## Document segment
___

VII. Teaching About Life

A large part of the role of Direct Care and Therapeutic Staff will be that of teacher. We have to teach children how to behave, how good behavior benefits them, and how to correct bad behaviors. Much of the staff-training curriculum teaches our staff how to teach these things.

VIII. The Three R’s

Reading, Writing, Arithmetic
At Eagle Rock, we believe being able to read, write, and doing basic math, impacts a child’s life beyond simply finishing school. It is one of the key ingredients to help a child outgrow the social limitations he sees himself as having. We must remember that some of our children come from undereducated families (there have been times in Eagle Rock’s history that none of the children at the ranch had a parent who had finished high school). Children tend to see themselves as becoming like their birth parents. At Eagle Rock we continually give children higher expectations. We talk with them about college even if they have never had a family member finish high school.

___

Page layout parsing data

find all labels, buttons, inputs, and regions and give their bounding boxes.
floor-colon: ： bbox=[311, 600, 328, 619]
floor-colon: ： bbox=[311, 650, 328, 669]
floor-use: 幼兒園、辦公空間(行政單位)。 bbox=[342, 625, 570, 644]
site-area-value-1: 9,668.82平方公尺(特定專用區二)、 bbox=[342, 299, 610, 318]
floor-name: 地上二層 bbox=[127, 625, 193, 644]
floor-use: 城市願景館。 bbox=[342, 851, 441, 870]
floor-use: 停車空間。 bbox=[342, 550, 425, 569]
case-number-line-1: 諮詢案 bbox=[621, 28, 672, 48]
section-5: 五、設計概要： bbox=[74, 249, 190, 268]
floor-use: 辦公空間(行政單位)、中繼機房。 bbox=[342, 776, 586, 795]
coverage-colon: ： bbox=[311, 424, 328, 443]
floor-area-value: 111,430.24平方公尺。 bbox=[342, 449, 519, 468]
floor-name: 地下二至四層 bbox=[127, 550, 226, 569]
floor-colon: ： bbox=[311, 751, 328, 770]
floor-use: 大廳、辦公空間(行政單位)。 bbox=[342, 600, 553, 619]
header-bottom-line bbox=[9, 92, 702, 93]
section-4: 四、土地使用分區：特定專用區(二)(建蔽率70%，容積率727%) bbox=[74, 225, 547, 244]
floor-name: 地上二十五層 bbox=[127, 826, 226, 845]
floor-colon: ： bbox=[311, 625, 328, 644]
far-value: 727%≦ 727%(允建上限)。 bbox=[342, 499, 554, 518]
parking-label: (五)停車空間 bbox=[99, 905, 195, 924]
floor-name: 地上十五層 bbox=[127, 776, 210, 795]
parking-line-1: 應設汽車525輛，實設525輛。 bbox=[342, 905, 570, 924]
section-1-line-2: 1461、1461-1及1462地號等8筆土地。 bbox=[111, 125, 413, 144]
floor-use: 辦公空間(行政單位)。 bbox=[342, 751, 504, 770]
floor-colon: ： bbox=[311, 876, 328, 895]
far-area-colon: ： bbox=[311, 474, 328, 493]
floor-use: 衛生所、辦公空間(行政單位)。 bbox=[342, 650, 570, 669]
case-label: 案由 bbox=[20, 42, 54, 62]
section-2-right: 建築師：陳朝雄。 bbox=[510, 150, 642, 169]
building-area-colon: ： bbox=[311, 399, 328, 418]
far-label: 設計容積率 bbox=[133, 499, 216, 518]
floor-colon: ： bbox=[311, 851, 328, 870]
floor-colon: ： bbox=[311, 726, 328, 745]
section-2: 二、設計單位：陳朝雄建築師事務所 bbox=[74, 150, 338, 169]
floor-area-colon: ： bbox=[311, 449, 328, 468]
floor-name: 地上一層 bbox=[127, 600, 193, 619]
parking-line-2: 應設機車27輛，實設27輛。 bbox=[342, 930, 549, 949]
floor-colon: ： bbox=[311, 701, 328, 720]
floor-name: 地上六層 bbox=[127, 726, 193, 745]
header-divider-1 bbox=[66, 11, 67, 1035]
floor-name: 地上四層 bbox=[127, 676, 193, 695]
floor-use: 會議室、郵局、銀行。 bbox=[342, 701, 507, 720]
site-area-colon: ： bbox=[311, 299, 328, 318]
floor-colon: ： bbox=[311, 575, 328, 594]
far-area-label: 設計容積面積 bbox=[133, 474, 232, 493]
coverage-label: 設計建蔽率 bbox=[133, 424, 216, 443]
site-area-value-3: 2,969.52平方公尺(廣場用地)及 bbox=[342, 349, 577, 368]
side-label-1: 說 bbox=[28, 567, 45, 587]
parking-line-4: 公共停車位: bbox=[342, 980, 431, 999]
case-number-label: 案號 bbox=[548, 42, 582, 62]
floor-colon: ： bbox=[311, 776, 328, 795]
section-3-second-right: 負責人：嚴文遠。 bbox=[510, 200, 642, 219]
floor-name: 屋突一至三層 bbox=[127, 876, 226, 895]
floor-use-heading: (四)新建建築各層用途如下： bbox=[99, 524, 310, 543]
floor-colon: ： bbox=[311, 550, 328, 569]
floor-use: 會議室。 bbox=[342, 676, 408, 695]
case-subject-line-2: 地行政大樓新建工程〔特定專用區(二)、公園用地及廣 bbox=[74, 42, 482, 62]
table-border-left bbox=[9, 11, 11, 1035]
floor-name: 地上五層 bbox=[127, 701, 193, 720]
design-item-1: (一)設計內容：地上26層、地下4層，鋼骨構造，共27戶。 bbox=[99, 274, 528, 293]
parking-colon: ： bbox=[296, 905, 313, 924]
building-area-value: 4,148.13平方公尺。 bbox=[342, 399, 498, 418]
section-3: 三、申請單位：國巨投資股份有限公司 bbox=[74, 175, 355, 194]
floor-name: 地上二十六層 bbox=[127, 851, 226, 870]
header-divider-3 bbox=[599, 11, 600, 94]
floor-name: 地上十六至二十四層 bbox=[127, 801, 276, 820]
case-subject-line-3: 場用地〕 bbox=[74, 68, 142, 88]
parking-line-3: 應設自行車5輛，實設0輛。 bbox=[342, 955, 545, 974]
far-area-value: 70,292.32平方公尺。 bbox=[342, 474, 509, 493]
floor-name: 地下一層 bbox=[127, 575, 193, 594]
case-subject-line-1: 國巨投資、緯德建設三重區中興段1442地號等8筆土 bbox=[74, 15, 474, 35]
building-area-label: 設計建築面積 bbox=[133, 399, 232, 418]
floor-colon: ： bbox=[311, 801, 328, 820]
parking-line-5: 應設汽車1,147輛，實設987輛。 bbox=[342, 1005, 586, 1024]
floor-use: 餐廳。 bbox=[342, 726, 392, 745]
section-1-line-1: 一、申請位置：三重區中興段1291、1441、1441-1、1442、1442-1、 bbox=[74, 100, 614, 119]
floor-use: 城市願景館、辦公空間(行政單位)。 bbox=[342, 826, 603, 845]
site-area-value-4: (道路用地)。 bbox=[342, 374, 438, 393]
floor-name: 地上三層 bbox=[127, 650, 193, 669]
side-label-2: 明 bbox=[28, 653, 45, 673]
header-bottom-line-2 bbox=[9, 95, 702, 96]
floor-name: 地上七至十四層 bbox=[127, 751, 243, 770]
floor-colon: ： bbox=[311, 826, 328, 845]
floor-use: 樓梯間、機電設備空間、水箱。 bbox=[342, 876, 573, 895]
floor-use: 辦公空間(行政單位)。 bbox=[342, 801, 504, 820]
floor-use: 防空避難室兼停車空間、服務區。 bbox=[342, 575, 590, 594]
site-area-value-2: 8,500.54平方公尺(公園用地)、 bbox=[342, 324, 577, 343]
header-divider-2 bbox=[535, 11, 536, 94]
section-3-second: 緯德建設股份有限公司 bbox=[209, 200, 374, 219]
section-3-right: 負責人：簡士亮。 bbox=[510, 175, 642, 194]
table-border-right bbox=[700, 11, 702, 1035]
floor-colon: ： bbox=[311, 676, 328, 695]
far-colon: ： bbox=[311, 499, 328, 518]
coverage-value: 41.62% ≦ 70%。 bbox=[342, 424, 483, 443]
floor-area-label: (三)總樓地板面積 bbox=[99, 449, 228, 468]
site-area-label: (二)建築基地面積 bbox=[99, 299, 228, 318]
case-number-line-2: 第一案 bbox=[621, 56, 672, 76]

___

## Problem 1
Answer these questions about the Eagle Rock passage.
(a) What will a large part of the role of Direct Care and Therapeutic Staff be?
(b) What three subjects make up the Three R's?
(c) What do staff talk with children about even if no family member has finished high school?
## Problem 2
List the things the Eagle Rock passage says staff have to teach children.
## Problem 3
Carry on the Eagle Rock passage from its last sentence.

## Response 1
(a) Teacher.
(b) Reading, writing, and arithmetic.
(c) College.

## Response 2
- How to behave
- How good behavior benefits them
- How to correct bad behaviors

## Response 3
We must remember that most of our children have not experienced stability and most are far behind their age appropriate level of academic skill and knowledge. Therefore, we focus a lot on the basic 3 R’s. These skills are fundamental to all other learning.
Eagle Rock employs an Academic Coordinator who oversees a comprehensive plan. It is everyone’s responsibility to follow this plan.

IX. Professional Counseling

As a supplement to what the boys learn through daily living at the ranch and relationships with houseparent, all children at Eagle Rock receive professional counseling. In many facilities counseling is considered the primary treatment approach. At Eagle Rock it is a supplement to the real work being done every day by the houseparent. The Eagle Rock counselor works from three primary counseling theories. They are as follows:

  1. Reality Therapy
    Sometimes known as “Choice Theory”, the approach does not attempt to analyze a person’s past or determine why they act a certain way. Rather, it deals with the present and what can be done. The approach also believes people must be held accountable for their choices. No excuses are allowed in reality therapy. At the heart of the approach is a genuine, non-sterile, relationship between counselor and client.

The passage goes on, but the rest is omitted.